:: Your task ::
Write down each entry again, exactly as it reads.

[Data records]
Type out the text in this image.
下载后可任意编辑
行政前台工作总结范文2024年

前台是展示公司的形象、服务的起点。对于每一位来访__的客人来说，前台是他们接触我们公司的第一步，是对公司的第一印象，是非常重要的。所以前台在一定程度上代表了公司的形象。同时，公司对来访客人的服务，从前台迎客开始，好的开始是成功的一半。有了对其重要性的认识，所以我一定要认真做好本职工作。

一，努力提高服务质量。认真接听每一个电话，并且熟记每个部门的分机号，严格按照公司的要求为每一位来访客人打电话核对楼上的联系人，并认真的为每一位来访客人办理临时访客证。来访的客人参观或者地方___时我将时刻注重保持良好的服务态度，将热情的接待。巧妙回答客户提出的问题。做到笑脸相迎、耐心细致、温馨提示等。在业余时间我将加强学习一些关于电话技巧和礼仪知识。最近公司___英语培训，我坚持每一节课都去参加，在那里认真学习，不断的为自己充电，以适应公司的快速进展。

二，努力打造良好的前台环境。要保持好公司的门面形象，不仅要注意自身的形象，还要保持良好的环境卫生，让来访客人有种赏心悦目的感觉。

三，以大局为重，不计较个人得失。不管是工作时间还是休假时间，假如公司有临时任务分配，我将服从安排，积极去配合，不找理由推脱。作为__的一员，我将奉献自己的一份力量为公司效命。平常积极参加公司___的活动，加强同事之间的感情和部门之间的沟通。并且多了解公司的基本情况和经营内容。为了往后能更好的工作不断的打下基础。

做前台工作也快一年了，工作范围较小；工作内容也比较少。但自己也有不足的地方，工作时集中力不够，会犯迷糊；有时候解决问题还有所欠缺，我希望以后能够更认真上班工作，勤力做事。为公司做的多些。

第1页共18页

:: Reply to the exercise ::
Type out the text in this image.
下载后可任意编辑
行政前台工作总结范文2024年

前台是展示公司的形象、服务的起点。对于每一位来访__的客人来说，前台是他们接触我们公司的第一步，是对公司的第一印象，是非常重要的。所以前台在一定程度上代表了公司的形象。同时，公司对来访客人的服务，从前台迎客开始，好的开始是成功的一半。有了对其重要性的认识，所以我一定要认真做好本职工作。

一，努力提高服务质量。认真接听每一个电话，并且熟记每个部门的分机号，严格按照公司的要求为每一位来访客人打电话核对楼上的联系人，并认真的为每一位来访客人办理临时访客证。来访的客人参观或者地方___时我将时刻注重保持良好的服务态度，将热情的接待。巧妙回答客户提出的问题。做到笑脸相迎、耐心细致、温馨提示等。在业余时间我将加强学习一些关于电话技巧和礼仪知识。最近公司___英语培训，我坚持每一节课都去参加，在那里认真学习，不断的为自己充电，以适应公司的快速进展。

二，努力打造良好的前台环境。要保持好公司的门面形象，不仅要注意自身的形象，还要保持良好的环境卫生，让来访客人有种赏心悦目的感觉。

三，以大局为重，不计较个人得失。不管是工作时间还是休假时间，假如公司有临时任务分配，我将服从安排，积极去配合，不找理由推脱。作为__的一员，我将奉献自己的一份力量为公司效命。平常积极参加公司___的活动，加强同事之间的感情和部门之间的沟通。并且多了解公司的基本情况和经营内容。为了往后能更好的工作不断的打下基础。

做前台工作也快一年了，工作范围较小；工作内容也比较少。但自己也有不足的地方，工作时集中力不够，会犯迷糊；有时候解决问题还有所欠缺，我希望以后能够更认真上班工作，勤力做事。为公司做的多些。

第1页共18页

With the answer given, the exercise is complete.